***** RECORDS SHOWN
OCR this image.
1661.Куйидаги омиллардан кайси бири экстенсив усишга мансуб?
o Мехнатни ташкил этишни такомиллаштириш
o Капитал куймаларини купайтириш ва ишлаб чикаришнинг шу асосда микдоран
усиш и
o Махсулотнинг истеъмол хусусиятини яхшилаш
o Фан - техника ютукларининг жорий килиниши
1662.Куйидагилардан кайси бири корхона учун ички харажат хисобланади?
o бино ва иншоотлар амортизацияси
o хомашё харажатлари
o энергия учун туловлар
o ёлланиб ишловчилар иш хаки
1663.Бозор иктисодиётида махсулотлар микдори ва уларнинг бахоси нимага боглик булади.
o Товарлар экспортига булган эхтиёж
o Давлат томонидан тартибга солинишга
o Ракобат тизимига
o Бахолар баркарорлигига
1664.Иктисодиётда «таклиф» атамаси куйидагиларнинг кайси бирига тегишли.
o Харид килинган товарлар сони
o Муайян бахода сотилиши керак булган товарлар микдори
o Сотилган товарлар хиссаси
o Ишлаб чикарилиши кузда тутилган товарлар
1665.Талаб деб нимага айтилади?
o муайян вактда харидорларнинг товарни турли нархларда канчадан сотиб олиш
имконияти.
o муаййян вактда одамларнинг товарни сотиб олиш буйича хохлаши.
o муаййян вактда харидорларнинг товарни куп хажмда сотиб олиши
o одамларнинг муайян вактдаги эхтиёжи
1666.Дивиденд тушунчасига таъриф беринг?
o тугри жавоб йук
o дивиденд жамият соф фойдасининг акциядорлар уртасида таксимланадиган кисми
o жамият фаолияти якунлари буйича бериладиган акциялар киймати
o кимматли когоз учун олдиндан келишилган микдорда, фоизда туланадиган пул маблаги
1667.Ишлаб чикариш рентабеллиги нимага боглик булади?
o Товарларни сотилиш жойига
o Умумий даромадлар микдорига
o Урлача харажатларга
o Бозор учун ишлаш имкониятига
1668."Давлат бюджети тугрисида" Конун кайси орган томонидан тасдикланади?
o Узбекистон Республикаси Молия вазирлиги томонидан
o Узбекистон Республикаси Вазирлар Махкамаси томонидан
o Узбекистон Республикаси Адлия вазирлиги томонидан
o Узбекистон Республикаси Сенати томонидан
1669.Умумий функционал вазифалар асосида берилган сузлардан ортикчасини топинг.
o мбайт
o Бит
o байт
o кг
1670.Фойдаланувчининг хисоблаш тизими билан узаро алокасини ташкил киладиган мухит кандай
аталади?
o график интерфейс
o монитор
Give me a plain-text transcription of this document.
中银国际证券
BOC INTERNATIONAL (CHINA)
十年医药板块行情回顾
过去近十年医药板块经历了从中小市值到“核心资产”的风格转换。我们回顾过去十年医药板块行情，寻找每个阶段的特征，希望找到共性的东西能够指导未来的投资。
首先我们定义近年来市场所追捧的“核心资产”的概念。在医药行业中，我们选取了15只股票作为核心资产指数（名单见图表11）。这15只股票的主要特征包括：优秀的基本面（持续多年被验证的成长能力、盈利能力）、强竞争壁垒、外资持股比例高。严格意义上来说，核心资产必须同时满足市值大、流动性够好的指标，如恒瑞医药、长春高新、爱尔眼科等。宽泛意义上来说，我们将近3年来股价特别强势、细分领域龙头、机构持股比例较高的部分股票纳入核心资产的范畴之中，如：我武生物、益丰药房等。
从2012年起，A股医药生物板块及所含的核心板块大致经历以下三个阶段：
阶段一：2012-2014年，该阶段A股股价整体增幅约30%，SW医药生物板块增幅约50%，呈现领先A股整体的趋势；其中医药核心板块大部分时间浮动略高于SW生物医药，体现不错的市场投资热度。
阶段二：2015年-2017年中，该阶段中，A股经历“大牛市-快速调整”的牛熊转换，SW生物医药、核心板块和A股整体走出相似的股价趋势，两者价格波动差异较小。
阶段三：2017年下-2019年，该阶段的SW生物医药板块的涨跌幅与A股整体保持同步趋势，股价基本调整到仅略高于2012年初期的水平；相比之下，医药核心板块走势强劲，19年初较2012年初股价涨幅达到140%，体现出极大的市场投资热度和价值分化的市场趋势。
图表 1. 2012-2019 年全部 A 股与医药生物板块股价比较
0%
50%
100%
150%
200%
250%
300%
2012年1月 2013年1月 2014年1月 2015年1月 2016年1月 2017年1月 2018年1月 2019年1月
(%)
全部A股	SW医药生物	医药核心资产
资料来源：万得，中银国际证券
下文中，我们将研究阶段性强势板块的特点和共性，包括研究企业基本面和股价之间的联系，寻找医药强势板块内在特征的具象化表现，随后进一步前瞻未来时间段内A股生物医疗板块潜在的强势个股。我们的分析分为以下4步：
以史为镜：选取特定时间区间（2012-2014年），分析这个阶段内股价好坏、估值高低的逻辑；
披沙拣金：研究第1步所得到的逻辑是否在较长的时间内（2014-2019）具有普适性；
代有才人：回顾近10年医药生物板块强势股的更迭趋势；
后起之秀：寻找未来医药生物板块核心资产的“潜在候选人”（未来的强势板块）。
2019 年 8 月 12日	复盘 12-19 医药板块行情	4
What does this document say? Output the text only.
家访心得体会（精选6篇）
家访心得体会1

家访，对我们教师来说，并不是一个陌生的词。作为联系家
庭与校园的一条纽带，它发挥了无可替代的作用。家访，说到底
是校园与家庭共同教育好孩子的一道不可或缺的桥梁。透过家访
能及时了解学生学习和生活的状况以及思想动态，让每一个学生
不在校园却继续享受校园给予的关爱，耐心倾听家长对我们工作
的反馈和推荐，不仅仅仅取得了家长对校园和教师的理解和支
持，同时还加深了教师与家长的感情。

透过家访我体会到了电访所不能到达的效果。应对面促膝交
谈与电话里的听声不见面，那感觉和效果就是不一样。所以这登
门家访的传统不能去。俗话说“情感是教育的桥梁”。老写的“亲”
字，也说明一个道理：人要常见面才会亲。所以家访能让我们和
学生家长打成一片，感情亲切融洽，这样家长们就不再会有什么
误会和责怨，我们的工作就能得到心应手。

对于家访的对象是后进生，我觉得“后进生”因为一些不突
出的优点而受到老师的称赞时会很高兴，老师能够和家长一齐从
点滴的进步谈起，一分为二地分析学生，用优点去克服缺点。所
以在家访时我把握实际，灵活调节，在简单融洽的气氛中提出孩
**********
Copy out the data shown above without altering anything.

• SOLUTION TO THE EXERCISE
OCR this image.
1661.Куйидаги омиллардан кайси бири экстенсив усишга мансуб?
o Мехнатни ташкил этишни такомиллаштириш
o Капитал куймаларини купайтириш ва ишлаб чикаришнинг шу асосда микдоран
усиш и
o Махсулотнинг истеъмол хусусиятини яхшилаш
o Фан - техника ютукларининг жорий килиниши
1662.Куйидагилардан кайси бири корхона учун ички харажат хисобланади?
o бино ва иншоотлар амортизацияси
o хомашё харажатлари
o энергия учун туловлар
o ёлланиб ишловчилар иш хаки
1663.Бозор иктисодиётида махсулотлар микдори ва уларнинг бахоси нимага боглик булади.
o Товарлар экспортига булган эхтиёж
o Давлат томонидан тартибга солинишга
o Ракобат тизимига
o Бахолар баркарорлигига
1664.Иктисодиётда «таклиф» атамаси куйидагиларнинг кайси бирига тегишли.
o Харид килинган товарлар сони
o Муайян бахода сотилиши керак булган товарлар микдори
o Сотилган товарлар хиссаси
o Ишлаб чикарилиши кузда тутилган товарлар
1665.Талаб деб нимага айтилади?
o муайян вактда харидорларнинг товарни турли нархларда канчадан сотиб олиш
имконияти.
o муаййян вактда одамларнинг товарни сотиб олиш буйича хохлаши.
o муаййян вактда харидорларнинг товарни куп хажмда сотиб олиши
o одамларнинг муайян вактдаги эхтиёжи
1666.Дивиденд тушунчасига таъриф беринг?
o тугри жавоб йук
o дивиденд жамият соф фойдасининг акциядорлар уртасида таксимланадиган кисми
o жамият фаолияти якунлари буйича бериладиган акциялар киймати
o кимматли когоз учун олдиндан келишилган микдорда, фоизда туланадиган пул маблаги
1667.Ишлаб чикариш рентабеллиги нимага боглик булади?
o Товарларни сотилиш жойига
o Умумий даромадлар микдорига
o Урлача харажатларга
o Бозор учун ишлаш имкониятига
1668."Давлат бюджети тугрисида" Конун кайси орган томонидан тасдикланади?
o Узбекистон Республикаси Молия вазирлиги томонидан
o Узбекистон Республикаси Вазирлар Махкамаси томонидан
o Узбекистон Республикаси Адлия вазирлиги томонидан
o Узбекистон Республикаси Сенати томонидан
1669.Умумий функционал вазифалар асосида берилган сузлардан ортикчасини топинг.
o мбайт
o Бит
o байт
o кг
1670.Фойдаланувчининг хисоблаш тизими билан узаро алокасини ташкил киладиган мухит кандай
аталади?
o график интерфейс
o монитор
Give me a plain-text transcription of this document.
中银国际证券
BOC INTERNATIONAL (CHINA)
十年医药板块行情回顾
过去近十年医药板块经历了从中小市值到“核心资产”的风格转换。我们回顾过去十年医药板块行情，寻找每个阶段的特征，希望找到共性的东西能够指导未来的投资。
首先我们定义近年来市场所追捧的“核心资产”的概念。在医药行业中，我们选取了15只股票作为核心资产指数（名单见图表11）。这15只股票的主要特征包括：优秀的基本面（持续多年被验证的成长能力、盈利能力）、强竞争壁垒、外资持股比例高。严格意义上来说，核心资产必须同时满足市值大、流动性够好的指标，如恒瑞医药、长春高新、爱尔眼科等。宽泛意义上来说，我们将近3年来股价特别强势、细分领域龙头、机构持股比例较高的部分股票纳入核心资产的范畴之中，如：我武生物、益丰药房等。
从2012年起，A股医药生物板块及所含的核心板块大致经历以下三个阶段：
阶段一：2012-2014年，该阶段A股股价整体增幅约30%，SW医药生物板块增幅约50%，呈现领先A股整体的趋势；其中医药核心板块大部分时间浮动略高于SW生物医药，体现不错的市场投资热度。
阶段二：2015年-2017年中，该阶段中，A股经历“大牛市-快速调整”的牛熊转换，SW生物医药、核心板块和A股整体走出相似的股价趋势，两者价格波动差异较小。
阶段三：2017年下-2019年，该阶段的SW生物医药板块的涨跌幅与A股整体保持同步趋势，股价基本调整到仅略高于2012年初期的水平；相比之下，医药核心板块走势强劲，19年初较2012年初股价涨幅达到140%，体现出极大的市场投资热度和价值分化的市场趋势。
图表 1. 2012-2019 年全部 A 股与医药生物板块股价比较
0%
50%
100%
150%
200%
250%
300%
2012年1月 2013年1月 2014年1月 2015年1月 2016年1月 2017年1月 2018年1月 2019年1月
(%)
全部A股	SW医药生物	医药核心资产
资料来源：万得，中银国际证券
下文中，我们将研究阶段性强势板块的特点和共性，包括研究企业基本面和股价之间的联系，寻找医药强势板块内在特征的具象化表现，随后进一步前瞻未来时间段内A股生物医疗板块潜在的强势个股。我们的分析分为以下4步：
以史为镜：选取特定时间区间（2012-2014年），分析这个阶段内股价好坏、估值高低的逻辑；
披沙拣金：研究第1步所得到的逻辑是否在较长的时间内（2014-2019）具有普适性；
代有才人：回顾近10年医药生物板块强势股的更迭趋势；
后起之秀：寻找未来医药生物板块核心资产的“潜在候选人”（未来的强势板块）。
2019 年 8 月 12日	复盘 12-19 医药板块行情	4
What does this document say? Output the text only.
家访心得体会（精选6篇）
家访心得体会1

家访，对我们教师来说，并不是一个陌生的词。作为联系家
庭与校园的一条纽带，它发挥了无可替代的作用。家访，说到底
是校园与家庭共同教育好孩子的一道不可或缺的桥梁。透过家访
能及时了解学生学习和生活的状况以及思想动态，让每一个学生
不在校园却继续享受校园给予的关爱，耐心倾听家长对我们工作
的反馈和推荐，不仅仅仅取得了家长对校园和教师的理解和支
持，同时还加深了教师与家长的感情。

透过家访我体会到了电访所不能到达的效果。应对面促膝交
谈与电话里的听声不见面，那感觉和效果就是不一样。所以这登
门家访的传统不能去。俗话说“情感是教育的桥梁”。老写的“亲”
字，也说明一个道理：人要常见面才会亲。所以家访能让我们和
学生家长打成一片，感情亲切融洽，这样家长们就不再会有什么
误会和责怨，我们的工作就能得到心应手。

对于家访的对象是后进生，我觉得“后进生”因为一些不突
出的优点而受到老师的称赞时会很高兴，老师能够和家长一齐从
点滴的进步谈起，一分为二地分析学生，用优点去克服缺点。所
以在家访时我把握实际，灵活调节，在简单融洽的气氛中提出孩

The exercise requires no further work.